▸ GOAL
Would you transcribe the listing that follows, character for character, and omit its images?

--- BEGIN DATA SECTION ---

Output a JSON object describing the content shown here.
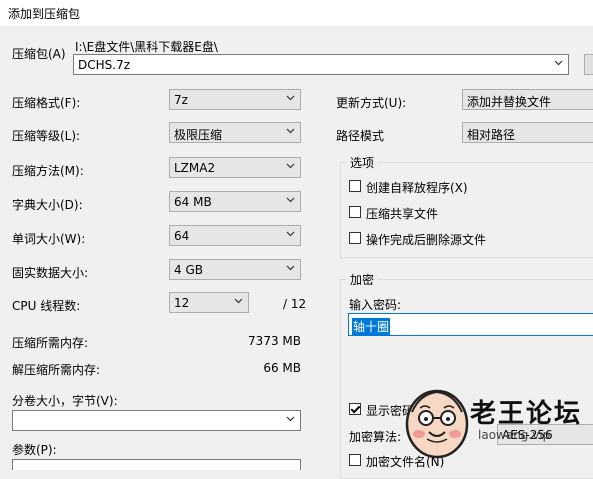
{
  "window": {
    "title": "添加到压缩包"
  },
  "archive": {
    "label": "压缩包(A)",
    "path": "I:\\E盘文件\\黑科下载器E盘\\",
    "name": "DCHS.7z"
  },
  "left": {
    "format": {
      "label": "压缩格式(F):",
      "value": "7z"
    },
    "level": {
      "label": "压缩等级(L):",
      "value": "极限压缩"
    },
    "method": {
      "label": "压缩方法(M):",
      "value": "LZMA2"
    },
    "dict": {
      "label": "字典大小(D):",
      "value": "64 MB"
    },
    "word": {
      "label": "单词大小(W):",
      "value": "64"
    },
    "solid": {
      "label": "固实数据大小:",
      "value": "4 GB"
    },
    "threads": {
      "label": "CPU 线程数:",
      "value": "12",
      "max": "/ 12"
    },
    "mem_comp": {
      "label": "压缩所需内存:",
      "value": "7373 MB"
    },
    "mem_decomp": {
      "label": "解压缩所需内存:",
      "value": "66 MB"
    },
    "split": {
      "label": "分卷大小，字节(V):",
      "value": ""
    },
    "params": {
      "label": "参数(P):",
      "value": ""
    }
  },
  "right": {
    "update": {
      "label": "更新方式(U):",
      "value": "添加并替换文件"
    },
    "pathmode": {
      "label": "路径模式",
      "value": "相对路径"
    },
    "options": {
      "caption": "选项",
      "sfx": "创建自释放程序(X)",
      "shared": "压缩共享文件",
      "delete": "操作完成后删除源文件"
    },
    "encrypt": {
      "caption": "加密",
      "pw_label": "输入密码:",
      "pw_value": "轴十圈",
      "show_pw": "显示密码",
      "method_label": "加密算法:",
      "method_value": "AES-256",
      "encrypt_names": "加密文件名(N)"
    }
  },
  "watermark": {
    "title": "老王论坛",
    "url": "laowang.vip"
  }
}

--- END DATA SECTION ---

▸ RESULT OF THE EXERCISE
Output a JSON object describing the content shown here.
{
  "window": {
    "title": "添加到压缩包"
  },
  "archive": {
    "label": "压缩包(A)",
    "path": "I:\\E盘文件\\黑科下载器E盘\\",
    "name": "DCHS.7z"
  },
  "left": {
    "format": {
      "label": "压缩格式(F):",
      "value": "7z"
    },
    "level": {
      "label": "压缩等级(L):",
      "value": "极限压缩"
    },
    "method": {
      "label": "压缩方法(M):",
      "value": "LZMA2"
    },
    "dict": {
      "label": "字典大小(D):",
      "value": "64 MB"
    },
    "word": {
      "label": "单词大小(W):",
      "value": "64"
    },
    "solid": {
      "label": "固实数据大小:",
      "value": "4 GB"
    },
    "threads": {
      "label": "CPU 线程数:",
      "value": "12",
      "max": "/ 12"
    },
    "mem_comp": {
      "label": "压缩所需内存:",
      "value": "7373 MB"
    },
    "mem_decomp": {
      "label": "解压缩所需内存:",
      "value": "66 MB"
    },
    "split": {
      "label": "分卷大小，字节(V):",
      "value": ""
    },
    "params": {
      "label": "参数(P):",
      "value": ""
    }
  },
  "right": {
    "update": {
      "label": "更新方式(U):",
      "value": "添加并替换文件"
    },
    "pathmode": {
      "label": "路径模式",
      "value": "相对路径"
    },
    "options": {
      "caption": "选项",
      "sfx": "创建自释放程序(X)",
      "shared": "压缩共享文件",
      "delete": "操作完成后删除源文件"
    },
    "encrypt": {
      "caption": "加密",
      "pw_label": "输入密码:",
      "pw_value": "轴十圈",
      "show_pw": "显示密码",
      "method_label": "加密算法:",
      "method_value": "AES-256",
      "encrypt_names": "加密文件名(N)"
    }
  },
  "watermark": {
    "title": "老王论坛",
    "url": "laowang.vip"
  }
}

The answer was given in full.